## What to do
What follows is a block of records; reproduce all of it verbatim.

□ □ □

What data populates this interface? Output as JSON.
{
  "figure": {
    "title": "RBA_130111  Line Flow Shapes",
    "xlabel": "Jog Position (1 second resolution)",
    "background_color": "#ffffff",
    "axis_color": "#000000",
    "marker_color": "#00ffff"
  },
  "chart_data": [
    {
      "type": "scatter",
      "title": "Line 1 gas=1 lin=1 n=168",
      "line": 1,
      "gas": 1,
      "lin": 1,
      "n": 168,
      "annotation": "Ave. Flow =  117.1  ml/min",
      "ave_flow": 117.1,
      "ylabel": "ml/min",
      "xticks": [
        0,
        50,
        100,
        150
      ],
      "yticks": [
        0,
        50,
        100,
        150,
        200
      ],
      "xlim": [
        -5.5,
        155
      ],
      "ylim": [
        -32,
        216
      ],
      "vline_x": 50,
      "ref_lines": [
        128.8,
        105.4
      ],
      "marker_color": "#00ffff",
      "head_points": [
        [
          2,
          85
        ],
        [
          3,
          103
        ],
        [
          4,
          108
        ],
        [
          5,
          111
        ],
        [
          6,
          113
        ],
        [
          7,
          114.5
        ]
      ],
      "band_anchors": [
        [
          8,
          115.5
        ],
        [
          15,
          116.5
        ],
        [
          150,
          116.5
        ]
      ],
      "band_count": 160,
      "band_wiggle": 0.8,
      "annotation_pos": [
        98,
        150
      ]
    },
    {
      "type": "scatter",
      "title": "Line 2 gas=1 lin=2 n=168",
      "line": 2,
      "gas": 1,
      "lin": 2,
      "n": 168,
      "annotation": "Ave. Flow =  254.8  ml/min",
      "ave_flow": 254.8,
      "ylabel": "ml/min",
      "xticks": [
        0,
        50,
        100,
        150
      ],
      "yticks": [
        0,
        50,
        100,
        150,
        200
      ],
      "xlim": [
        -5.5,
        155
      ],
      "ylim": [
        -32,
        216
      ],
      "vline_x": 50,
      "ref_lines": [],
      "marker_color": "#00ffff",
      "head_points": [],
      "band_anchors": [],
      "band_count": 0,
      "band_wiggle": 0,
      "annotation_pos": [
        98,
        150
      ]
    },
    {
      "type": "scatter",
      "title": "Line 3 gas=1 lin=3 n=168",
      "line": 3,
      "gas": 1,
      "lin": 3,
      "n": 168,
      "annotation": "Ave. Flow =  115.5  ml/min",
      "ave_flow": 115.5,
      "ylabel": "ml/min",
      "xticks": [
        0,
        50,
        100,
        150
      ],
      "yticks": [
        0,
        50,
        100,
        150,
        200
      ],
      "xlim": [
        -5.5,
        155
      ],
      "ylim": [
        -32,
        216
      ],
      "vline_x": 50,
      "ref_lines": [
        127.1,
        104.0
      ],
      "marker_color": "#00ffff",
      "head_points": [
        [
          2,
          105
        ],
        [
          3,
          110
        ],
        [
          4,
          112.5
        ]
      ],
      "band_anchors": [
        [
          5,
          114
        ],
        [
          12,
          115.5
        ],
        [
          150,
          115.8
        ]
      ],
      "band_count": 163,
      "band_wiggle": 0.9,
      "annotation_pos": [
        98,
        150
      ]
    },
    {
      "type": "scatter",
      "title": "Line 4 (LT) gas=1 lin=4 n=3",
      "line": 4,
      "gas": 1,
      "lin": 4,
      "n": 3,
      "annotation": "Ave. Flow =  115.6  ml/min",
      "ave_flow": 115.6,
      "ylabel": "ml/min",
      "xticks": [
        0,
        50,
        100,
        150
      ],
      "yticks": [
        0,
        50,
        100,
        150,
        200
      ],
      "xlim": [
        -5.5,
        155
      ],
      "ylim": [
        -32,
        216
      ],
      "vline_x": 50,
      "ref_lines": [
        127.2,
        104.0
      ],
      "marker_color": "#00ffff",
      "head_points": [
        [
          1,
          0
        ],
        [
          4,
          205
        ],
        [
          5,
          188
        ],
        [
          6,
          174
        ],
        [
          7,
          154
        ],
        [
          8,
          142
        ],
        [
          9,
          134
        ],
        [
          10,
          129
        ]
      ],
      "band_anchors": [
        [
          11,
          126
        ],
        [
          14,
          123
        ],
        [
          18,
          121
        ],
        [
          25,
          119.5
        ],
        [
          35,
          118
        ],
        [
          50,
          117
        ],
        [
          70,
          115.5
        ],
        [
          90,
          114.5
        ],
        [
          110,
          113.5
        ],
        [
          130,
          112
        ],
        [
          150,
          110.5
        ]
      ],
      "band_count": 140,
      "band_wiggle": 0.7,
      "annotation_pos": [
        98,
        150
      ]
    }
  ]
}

□ □ □

## Written answer
What data populates this interface? Output as JSON.
{
  "figure": {
    "title": "RBA_130111  Line Flow Shapes",
    "xlabel": "Jog Position (1 second resolution)",
    "background_color": "#ffffff",
    "axis_color": "#000000",
    "marker_color": "#00ffff"
  },
  "chart_data": [
    {
      "type": "scatter",
      "title": "Line 1 gas=1 lin=1 n=168",
      "line": 1,
      "gas": 1,
      "lin": 1,
      "n": 168,
      "annotation": "Ave. Flow =  117.1  ml/min",
      "ave_flow": 117.1,
      "ylabel": "ml/min",
      "xticks": [
        0,
        50,
        100,
        150
      ],
      "yticks": [
        0,
        50,
        100,
        150,
        200
      ],
      "xlim": [
        -5.5,
        155
      ],
      "ylim": [
        -32,
        216
      ],
      "vline_x": 50,
      "ref_lines": [
        128.8,
        105.4
      ],
      "marker_color": "#00ffff",
      "head_points": [
        [
          2,
          85
        ],
        [
          3,
          103
        ],
        [
          4,
          108
        ],
        [
          5,
          111
        ],
        [
          6,
          113
        ],
        [
          7,
          114.5
        ]
      ],
      "band_anchors": [
        [
          8,
          115.5
        ],
        [
          15,
          116.5
        ],
        [
          150,
          116.5
        ]
      ],
      "band_count": 160,
      "band_wiggle": 0.8,
      "annotation_pos": [
        98,
        150
      ]
    },
    {
      "type": "scatter",
      "title": "Line 2 gas=1 lin=2 n=168",
      "line": 2,
      "gas": 1,
      "lin": 2,
      "n": 168,
      "annotation": "Ave. Flow =  254.8  ml/min",
      "ave_flow": 254.8,
      "ylabel": "ml/min",
      "xticks": [
        0,
        50,
        100,
        150
      ],
      "yticks": [
        0,
        50,
        100,
        150,
        200
      ],
      "xlim": [
        -5.5,
        155
      ],
      "ylim": [
        -32,
        216
      ],
      "vline_x": 50,
      "ref_lines": [],
      "marker_color": "#00ffff",
      "head_points": [],
      "band_anchors": [],
      "band_count": 0,
      "band_wiggle": 0,
      "annotation_pos": [
        98,
        150
      ]
    },
    {
      "type": "scatter",
      "title": "Line 3 gas=1 lin=3 n=168",
      "line": 3,
      "gas": 1,
      "lin": 3,
      "n": 168,
      "annotation": "Ave. Flow =  115.5  ml/min",
      "ave_flow": 115.5,
      "ylabel": "ml/min",
      "xticks": [
        0,
        50,
        100,
        150
      ],
      "yticks": [
        0,
        50,
        100,
        150,
        200
      ],
      "xlim": [
        -5.5,
        155
      ],
      "ylim": [
        -32,
        216
      ],
      "vline_x": 50,
      "ref_lines": [
        127.1,
        104.0
      ],
      "marker_color": "#00ffff",
      "head_points": [
        [
          2,
          105
        ],
        [
          3,
          110
        ],
        [
          4,
          112.5
        ]
      ],
      "band_anchors": [
        [
          5,
          114
        ],
        [
          12,
          115.5
        ],
        [
          150,
          115.8
        ]
      ],
      "band_count": 163,
      "band_wiggle": 0.9,
      "annotation_pos": [
        98,
        150
      ]
    },
    {
      "type": "scatter",
      "title": "Line 4 (LT) gas=1 lin=4 n=3",
      "line": 4,
      "gas": 1,
      "lin": 4,
      "n": 3,
      "annotation": "Ave. Flow =  115.6  ml/min",
      "ave_flow": 115.6,
      "ylabel": "ml/min",
      "xticks": [
        0,
        50,
        100,
        150
      ],
      "yticks": [
        0,
        50,
        100,
        150,
        200
      ],
      "xlim": [
        -5.5,
        155
      ],
      "ylim": [
        -32,
        216
      ],
      "vline_x": 50,
      "ref_lines": [
        127.2,
        104.0
      ],
      "marker_color": "#00ffff",
      "head_points": [
        [
          1,
          0
        ],
        [
          4,
          205
        ],
        [
          5,
          188
        ],
        [
          6,
          174
        ],
        [
          7,
          154
        ],
        [
          8,
          142
        ],
        [
          9,
          134
        ],
        [
          10,
          129
        ]
      ],
      "band_anchors": [
        [
          11,
          126
        ],
        [
          14,
          123
        ],
        [
          18,
          121
        ],
        [
          25,
          119.5
        ],
        [
          35,
          118
        ],
        [
          50,
          117
        ],
        [
          70,
          115.5
        ],
        [
          90,
          114.5
        ],
        [
          110,
          113.5
        ],
        [
          130,
          112
        ],
        [
          150,
          110.5
        ]
      ],
      "band_count": 140,
      "band_wiggle": 0.7,
      "annotation_pos": [
        98,
        150
      ]
    }
  ]
}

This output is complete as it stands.